---------- Listing ----------

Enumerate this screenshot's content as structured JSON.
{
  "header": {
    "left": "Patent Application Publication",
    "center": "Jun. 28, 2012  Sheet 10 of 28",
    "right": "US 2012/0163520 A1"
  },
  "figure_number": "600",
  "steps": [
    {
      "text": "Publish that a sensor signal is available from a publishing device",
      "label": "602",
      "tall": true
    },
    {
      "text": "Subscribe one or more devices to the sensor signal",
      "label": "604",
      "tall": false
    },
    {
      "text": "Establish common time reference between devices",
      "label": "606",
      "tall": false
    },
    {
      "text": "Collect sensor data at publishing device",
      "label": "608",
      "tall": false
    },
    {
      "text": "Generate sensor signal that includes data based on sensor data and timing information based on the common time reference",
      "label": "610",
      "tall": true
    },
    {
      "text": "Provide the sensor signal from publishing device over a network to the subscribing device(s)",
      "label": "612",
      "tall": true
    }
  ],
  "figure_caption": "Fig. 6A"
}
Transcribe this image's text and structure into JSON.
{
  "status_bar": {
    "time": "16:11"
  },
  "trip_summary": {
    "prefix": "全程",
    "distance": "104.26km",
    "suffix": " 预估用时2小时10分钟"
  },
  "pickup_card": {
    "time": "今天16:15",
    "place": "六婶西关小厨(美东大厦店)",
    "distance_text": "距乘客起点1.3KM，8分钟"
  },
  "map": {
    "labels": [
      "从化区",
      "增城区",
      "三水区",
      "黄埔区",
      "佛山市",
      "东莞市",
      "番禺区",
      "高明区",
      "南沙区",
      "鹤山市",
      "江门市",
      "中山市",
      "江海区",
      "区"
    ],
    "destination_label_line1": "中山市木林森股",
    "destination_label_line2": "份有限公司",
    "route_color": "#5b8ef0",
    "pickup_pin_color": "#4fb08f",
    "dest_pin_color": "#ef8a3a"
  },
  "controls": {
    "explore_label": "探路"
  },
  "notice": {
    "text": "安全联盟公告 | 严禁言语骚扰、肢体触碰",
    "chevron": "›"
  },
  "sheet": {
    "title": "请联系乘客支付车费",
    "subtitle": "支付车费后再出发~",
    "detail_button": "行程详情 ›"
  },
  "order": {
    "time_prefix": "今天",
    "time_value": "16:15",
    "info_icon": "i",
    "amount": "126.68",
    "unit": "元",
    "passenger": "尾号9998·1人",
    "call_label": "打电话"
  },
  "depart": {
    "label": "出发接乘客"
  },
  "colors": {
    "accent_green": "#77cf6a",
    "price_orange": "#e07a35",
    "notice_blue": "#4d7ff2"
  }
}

----------

> **Task description**
Look through the data above. Each line containing the word "this" needs to be copied.

> **Response to the exercise**
Enumerate this screenshot's content as structured JSON.
Transcribe this image's text and structure into JSON.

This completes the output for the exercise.